**THE TASK**
Which rows below contain the word "accommodation"? Collect each one, treating uppercase and lowercase as different.

** Start of ENTRIES PROVIDED **

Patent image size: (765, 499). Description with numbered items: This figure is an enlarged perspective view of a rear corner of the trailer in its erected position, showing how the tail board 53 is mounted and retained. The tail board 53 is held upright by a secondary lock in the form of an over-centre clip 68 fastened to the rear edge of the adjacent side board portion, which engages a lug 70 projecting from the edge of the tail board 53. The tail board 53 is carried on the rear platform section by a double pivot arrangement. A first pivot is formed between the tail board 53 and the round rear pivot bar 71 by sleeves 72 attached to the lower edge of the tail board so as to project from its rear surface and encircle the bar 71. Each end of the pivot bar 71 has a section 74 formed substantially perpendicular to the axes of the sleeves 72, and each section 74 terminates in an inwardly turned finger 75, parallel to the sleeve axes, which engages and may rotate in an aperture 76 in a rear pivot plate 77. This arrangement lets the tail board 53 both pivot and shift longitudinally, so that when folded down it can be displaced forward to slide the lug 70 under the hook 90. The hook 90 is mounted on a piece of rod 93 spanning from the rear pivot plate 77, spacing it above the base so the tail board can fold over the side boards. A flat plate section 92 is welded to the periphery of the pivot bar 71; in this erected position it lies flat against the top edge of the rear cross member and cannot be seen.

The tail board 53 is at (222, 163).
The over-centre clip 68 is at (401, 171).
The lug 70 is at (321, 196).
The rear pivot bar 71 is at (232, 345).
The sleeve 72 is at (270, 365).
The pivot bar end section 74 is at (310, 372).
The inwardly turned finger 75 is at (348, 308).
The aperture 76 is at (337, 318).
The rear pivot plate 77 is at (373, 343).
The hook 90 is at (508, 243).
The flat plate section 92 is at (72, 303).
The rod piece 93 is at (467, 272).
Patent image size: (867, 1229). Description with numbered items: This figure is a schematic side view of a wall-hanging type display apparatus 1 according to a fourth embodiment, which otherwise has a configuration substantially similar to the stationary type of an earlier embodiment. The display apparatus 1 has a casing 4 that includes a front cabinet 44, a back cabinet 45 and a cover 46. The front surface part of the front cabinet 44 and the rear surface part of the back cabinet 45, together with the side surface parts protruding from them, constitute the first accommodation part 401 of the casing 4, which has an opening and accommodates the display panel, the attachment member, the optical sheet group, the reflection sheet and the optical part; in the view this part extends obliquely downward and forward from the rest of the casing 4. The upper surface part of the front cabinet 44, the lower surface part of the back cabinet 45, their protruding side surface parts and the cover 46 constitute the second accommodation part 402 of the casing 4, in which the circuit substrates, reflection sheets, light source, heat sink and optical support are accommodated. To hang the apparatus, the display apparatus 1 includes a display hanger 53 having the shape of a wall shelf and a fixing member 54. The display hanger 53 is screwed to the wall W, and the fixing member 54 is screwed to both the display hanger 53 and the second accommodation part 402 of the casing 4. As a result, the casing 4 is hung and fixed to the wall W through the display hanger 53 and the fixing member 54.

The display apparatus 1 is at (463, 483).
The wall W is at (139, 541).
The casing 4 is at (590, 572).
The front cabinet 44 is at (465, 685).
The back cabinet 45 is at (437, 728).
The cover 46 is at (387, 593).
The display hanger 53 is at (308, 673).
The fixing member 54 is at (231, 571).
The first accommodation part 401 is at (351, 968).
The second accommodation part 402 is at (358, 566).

** End of ENTRIES PROVIDED **

**THE OUTPUT**
Patent image size: (867, 1229). Description with numbered items: This figure is a schematic side view of a wall-hanging type display apparatus 1 according to a fourth embodiment, which otherwise has a configuration substantially similar to the stationary type of an earlier embodiment. The display apparatus 1 has a casing 4 that includes a front cabinet 44, a back cabinet 45 and a cover 46. The front surface part of the front cabinet 44 and the rear surface part of the back cabinet 45, together with the side surface parts protruding from them, constitute the first accommodation part 401 of the casing 4, which has an opening and accommodates the display panel, the attachment member, the optical sheet group, the reflection sheet and the optical part; in the view this part extends obliquely downward and forward from the rest of the casing 4. The upper surface part of the front cabinet 44, the lower surface part of the back cabinet 45, their protruding side surface parts and the cover 46 constitute the second accommodation part 402 of the casing 4, in which the circuit substrates, reflection sheets, light source, heat sink and optical support are accommodated. To hang the apparatus, the display apparatus 1 includes a display hanger 53 having the shape of a wall shelf and a fixing member 54. The display hanger 53 is screwed to the wall W, and the fixing member 54 is screwed to both the display hanger 53 and the second accommodation part 402 of the casing 4. As a result, the casing 4 is hung and fixed to the wall W through the display hanger 53 and the fixing member 54.
The first accommodation part 401 is at (351, 968).
The second accommodation part 402 is at (358, 566).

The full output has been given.